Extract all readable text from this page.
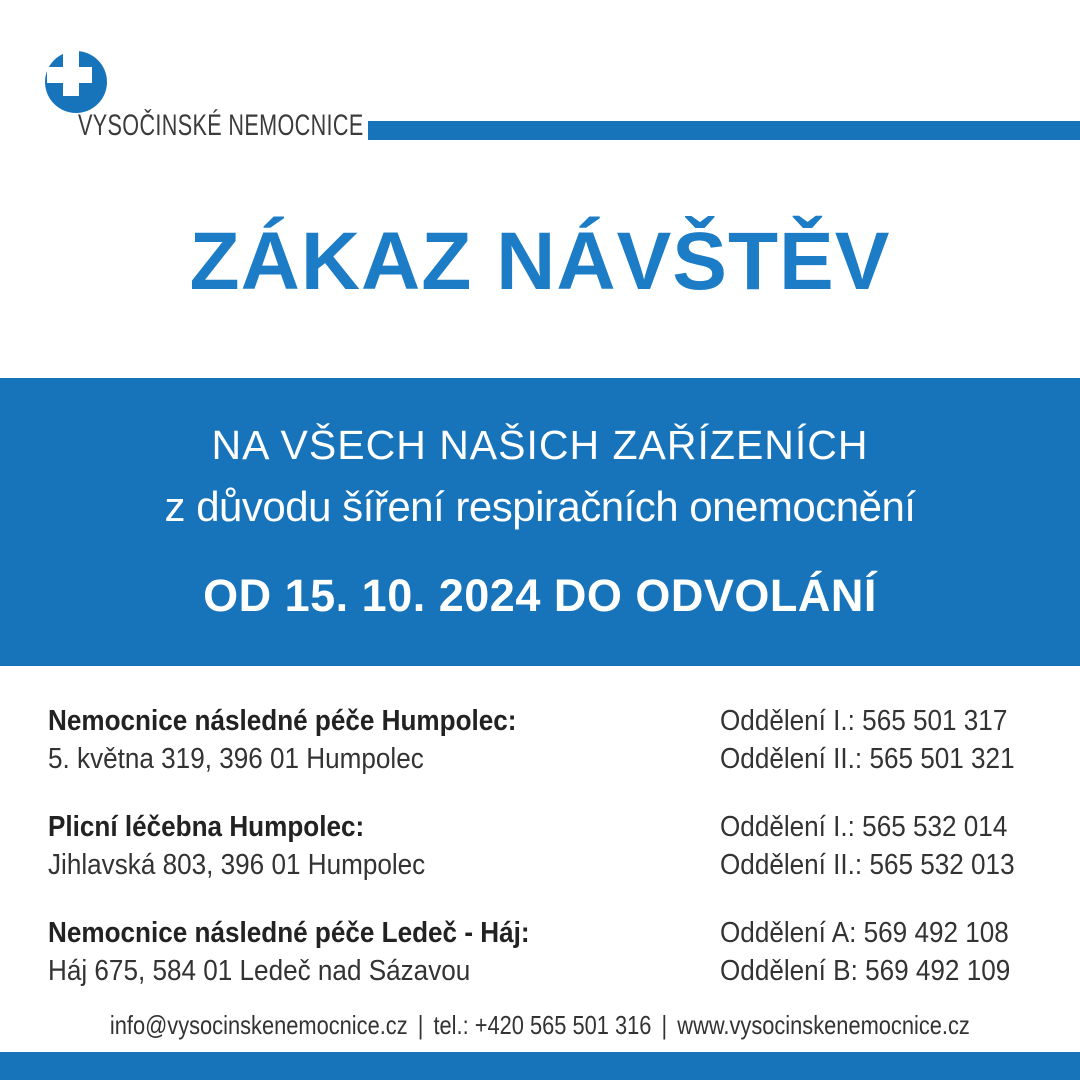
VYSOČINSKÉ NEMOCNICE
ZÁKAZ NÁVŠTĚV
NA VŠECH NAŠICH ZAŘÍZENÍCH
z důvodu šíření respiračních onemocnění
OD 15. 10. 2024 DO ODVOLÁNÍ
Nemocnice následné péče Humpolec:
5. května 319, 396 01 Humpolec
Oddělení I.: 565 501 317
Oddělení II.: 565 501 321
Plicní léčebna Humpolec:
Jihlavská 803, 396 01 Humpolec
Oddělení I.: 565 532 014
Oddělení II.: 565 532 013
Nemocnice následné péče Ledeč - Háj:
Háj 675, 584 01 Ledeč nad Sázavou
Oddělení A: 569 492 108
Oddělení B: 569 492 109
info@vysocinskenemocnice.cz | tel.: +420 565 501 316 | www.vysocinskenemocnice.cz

· · · ·

- [TO BE DONE] Copy each line in full and exactly, omitting any picture.

- [RESPONSE TO THIS EXERCISE]
Extract all readable text from this page.
VYSOČINSKÉ NEMOCNICE
ZÁKAZ NÁVŠTĚV
NA VŠECH NAŠICH ZAŘÍZENÍCH
z důvodu šíření respiračních onemocnění
OD 15. 10. 2024 DO ODVOLÁNÍ
Nemocnice následné péče Humpolec:
5. května 319, 396 01 Humpolec
Oddělení I.: 565 501 317
Oddělení II.: 565 501 321
Plicní léčebna Humpolec:
Jihlavská 803, 396 01 Humpolec
Oddělení I.: 565 532 014
Oddělení II.: 565 532 013
Nemocnice následné péče Ledeč - Háj:
Háj 675, 584 01 Ledeč nad Sázavou
Oddělení A: 569 492 108
Oddělení B: 569 492 109
info@vysocinskenemocnice.cz | tel.: +420 565 501 316 | www.vysocinskenemocnice.cz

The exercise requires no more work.